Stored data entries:
########
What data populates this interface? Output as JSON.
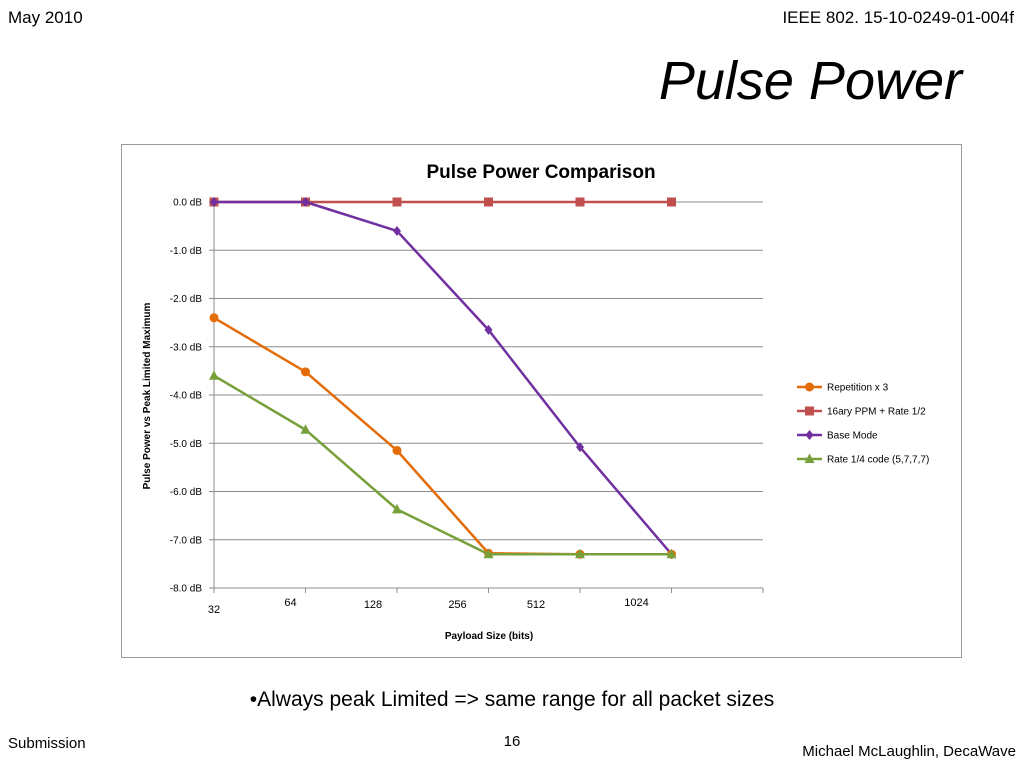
{
  "header": {
    "date": "May 2010",
    "doc_id": "IEEE 802. 15-10-0249-01-004f"
  },
  "slide_title": "Pulse Power",
  "bullet": "•Always peak Limited => same range for all packet sizes",
  "footer": {
    "left": "Submission",
    "page": "16",
    "author": "Michael McLaughlin, DecaWave"
  },
  "chart_data": {
    "type": "line",
    "title": "Pulse Power Comparison",
    "xlabel": "Payload Size  (bits)",
    "ylabel": "Pulse Power vs Peak Limited Maximum",
    "categories": [
      "32",
      "64",
      "128",
      "256",
      "512",
      "1024"
    ],
    "y_ticks": [
      "0.0 dB",
      "-1.0 dB",
      "-2.0 dB",
      "-3.0 dB",
      "-4.0 dB",
      "-5.0 dB",
      "-6.0 dB",
      "-7.0 dB",
      "-8.0 dB"
    ],
    "ylim": [
      -8,
      0
    ],
    "grid": true,
    "legend": "right",
    "series": [
      {
        "name": "Repetition x 3",
        "color": "#E36C09",
        "marker": "circle",
        "values": [
          -2.4,
          -3.52,
          -5.15,
          -7.28,
          -7.3,
          -7.3
        ]
      },
      {
        "name": "16ary PPM + Rate  1/2",
        "color": "#C0504D",
        "marker": "square",
        "values": [
          0,
          0,
          0,
          0,
          0,
          0
        ]
      },
      {
        "name": "Base Mode",
        "color": "#7030A0",
        "marker": "diamond",
        "values": [
          0,
          0,
          -0.6,
          -2.65,
          -5.08,
          -7.3
        ]
      },
      {
        "name": "Rate 1/4 code (5,7,7,7)",
        "color": "#77A03A",
        "marker": "triangle",
        "values": [
          -3.6,
          -4.72,
          -6.37,
          -7.3,
          -7.3,
          -7.3
        ]
      }
    ]
  }
}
########
### Requirement
Print the full listing exactly, dropping the pictures.

### Output of the exercise
What data populates this interface? Output as JSON.
{
  "header": {
    "date": "May 2010",
    "doc_id": "IEEE 802. 15-10-0249-01-004f"
  },
  "slide_title": "Pulse Power",
  "bullet": "•Always peak Limited => same range for all packet sizes",
  "footer": {
    "left": "Submission",
    "page": "16",
    "author": "Michael McLaughlin, DecaWave"
  },
  "chart_data": {
    "type": "line",
    "title": "Pulse Power Comparison",
    "xlabel": "Payload Size  (bits)",
    "ylabel": "Pulse Power vs Peak Limited Maximum",
    "categories": [
      "32",
      "64",
      "128",
      "256",
      "512",
      "1024"
    ],
    "y_ticks": [
      "0.0 dB",
      "-1.0 dB",
      "-2.0 dB",
      "-3.0 dB",
      "-4.0 dB",
      "-5.0 dB",
      "-6.0 dB",
      "-7.0 dB",
      "-8.0 dB"
    ],
    "ylim": [
      -8,
      0
    ],
    "grid": true,
    "legend": "right",
    "series": [
      {
        "name": "Repetition x 3",
        "color": "#E36C09",
        "marker": "circle",
        "values": [
          -2.4,
          -3.52,
          -5.15,
          -7.28,
          -7.3,
          -7.3
        ]
      },
      {
        "name": "16ary PPM + Rate  1/2",
        "color": "#C0504D",
        "marker": "square",
        "values": [
          0,
          0,
          0,
          0,
          0,
          0
        ]
      },
      {
        "name": "Base Mode",
        "color": "#7030A0",
        "marker": "diamond",
        "values": [
          0,
          0,
          -0.6,
          -2.65,
          -5.08,
          -7.3
        ]
      },
      {
        "name": "Rate 1/4 code (5,7,7,7)",
        "color": "#77A03A",
        "marker": "triangle",
        "values": [
          -3.6,
          -4.72,
          -6.37,
          -7.3,
          -7.3,
          -7.3
        ]
      }
    ]
  }
}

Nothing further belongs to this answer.